Your task: Check each line of the material. Copy those containing "targets".

^^^^^^^^

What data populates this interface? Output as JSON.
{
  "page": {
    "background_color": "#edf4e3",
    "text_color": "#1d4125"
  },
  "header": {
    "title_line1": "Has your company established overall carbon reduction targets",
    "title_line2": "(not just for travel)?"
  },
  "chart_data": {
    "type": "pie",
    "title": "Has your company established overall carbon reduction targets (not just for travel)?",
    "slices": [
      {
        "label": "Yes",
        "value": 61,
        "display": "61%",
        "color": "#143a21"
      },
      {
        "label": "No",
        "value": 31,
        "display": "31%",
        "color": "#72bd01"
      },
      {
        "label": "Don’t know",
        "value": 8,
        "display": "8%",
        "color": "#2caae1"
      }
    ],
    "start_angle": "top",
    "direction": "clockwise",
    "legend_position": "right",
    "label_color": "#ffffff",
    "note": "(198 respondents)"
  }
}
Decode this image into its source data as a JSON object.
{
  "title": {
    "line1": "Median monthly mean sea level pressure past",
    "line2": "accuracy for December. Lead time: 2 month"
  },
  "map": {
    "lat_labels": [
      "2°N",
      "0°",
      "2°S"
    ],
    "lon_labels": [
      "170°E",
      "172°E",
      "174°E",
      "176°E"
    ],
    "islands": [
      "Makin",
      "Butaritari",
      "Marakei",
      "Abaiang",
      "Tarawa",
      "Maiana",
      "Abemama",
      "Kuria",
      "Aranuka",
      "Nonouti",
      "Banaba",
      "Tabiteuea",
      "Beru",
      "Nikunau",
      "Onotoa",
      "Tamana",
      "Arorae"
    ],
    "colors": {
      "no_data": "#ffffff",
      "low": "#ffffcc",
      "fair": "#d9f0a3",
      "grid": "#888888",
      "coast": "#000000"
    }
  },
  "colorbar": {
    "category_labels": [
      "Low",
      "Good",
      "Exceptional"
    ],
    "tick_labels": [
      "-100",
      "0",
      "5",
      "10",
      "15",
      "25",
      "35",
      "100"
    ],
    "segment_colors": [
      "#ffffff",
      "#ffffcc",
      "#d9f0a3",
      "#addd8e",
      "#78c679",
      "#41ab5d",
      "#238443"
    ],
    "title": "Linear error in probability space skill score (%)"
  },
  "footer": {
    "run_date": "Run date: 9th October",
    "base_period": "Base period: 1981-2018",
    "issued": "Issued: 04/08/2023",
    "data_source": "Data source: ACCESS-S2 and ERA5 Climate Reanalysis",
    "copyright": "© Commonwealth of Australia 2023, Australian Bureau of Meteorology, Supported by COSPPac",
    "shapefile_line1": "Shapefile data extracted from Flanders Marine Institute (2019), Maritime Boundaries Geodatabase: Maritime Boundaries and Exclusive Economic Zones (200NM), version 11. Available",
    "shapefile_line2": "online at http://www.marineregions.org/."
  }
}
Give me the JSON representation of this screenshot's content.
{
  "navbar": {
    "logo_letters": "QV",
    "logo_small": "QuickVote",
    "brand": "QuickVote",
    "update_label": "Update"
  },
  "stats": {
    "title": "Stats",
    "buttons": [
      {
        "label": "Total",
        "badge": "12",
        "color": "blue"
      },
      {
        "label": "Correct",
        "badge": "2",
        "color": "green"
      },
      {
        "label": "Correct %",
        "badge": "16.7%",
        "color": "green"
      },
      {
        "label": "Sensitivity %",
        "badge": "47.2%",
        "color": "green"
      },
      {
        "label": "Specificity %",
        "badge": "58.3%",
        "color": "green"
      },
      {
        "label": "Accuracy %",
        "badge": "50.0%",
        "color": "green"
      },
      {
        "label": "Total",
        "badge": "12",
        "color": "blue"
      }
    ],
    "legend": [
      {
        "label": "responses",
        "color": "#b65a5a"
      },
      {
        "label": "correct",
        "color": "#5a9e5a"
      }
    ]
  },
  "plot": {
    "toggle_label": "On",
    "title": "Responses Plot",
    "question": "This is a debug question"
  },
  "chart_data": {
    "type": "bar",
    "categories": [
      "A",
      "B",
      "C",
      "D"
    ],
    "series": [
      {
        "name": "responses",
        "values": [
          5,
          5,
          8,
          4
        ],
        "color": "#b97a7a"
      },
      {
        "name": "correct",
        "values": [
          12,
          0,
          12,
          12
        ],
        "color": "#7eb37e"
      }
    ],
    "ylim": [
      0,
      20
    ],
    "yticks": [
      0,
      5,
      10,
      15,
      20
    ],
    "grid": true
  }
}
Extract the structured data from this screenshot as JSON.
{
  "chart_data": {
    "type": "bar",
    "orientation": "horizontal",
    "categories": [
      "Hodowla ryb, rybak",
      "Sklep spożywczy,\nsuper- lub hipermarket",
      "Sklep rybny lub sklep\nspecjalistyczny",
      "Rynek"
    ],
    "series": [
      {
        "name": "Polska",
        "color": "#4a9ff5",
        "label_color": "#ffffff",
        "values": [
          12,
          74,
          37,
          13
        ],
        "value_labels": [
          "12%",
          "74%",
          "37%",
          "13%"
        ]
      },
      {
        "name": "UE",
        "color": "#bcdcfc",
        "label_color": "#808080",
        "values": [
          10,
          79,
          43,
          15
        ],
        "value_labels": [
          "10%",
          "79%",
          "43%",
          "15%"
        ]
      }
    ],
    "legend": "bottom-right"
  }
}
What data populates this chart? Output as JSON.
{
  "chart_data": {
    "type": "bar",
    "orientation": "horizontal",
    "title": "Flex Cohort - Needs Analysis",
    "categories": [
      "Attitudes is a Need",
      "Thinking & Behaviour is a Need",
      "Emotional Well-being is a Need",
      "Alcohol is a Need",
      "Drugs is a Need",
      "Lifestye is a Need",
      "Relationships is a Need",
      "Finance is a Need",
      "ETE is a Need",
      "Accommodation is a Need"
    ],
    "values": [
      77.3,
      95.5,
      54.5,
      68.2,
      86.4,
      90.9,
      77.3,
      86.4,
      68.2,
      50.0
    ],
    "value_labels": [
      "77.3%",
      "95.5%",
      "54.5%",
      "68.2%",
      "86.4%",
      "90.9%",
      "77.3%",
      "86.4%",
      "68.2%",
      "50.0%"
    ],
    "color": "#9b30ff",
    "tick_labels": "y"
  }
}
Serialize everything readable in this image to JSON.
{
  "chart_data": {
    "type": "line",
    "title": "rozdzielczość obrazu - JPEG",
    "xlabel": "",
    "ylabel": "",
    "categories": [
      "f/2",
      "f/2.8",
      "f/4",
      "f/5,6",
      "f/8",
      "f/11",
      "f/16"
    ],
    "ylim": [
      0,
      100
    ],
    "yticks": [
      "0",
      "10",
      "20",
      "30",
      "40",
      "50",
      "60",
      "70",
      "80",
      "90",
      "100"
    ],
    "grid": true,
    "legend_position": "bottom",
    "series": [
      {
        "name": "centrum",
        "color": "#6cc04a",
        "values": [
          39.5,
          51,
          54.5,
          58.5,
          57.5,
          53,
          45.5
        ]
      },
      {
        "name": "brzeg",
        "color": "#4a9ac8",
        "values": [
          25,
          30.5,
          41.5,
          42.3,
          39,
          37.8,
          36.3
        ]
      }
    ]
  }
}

^^^^^^^^

Result of this exercise:
    "title_line1": "Has your company established overall carbon reduction targets",
    "title": "Has your company established overall carbon reduction targets (not just for travel)?",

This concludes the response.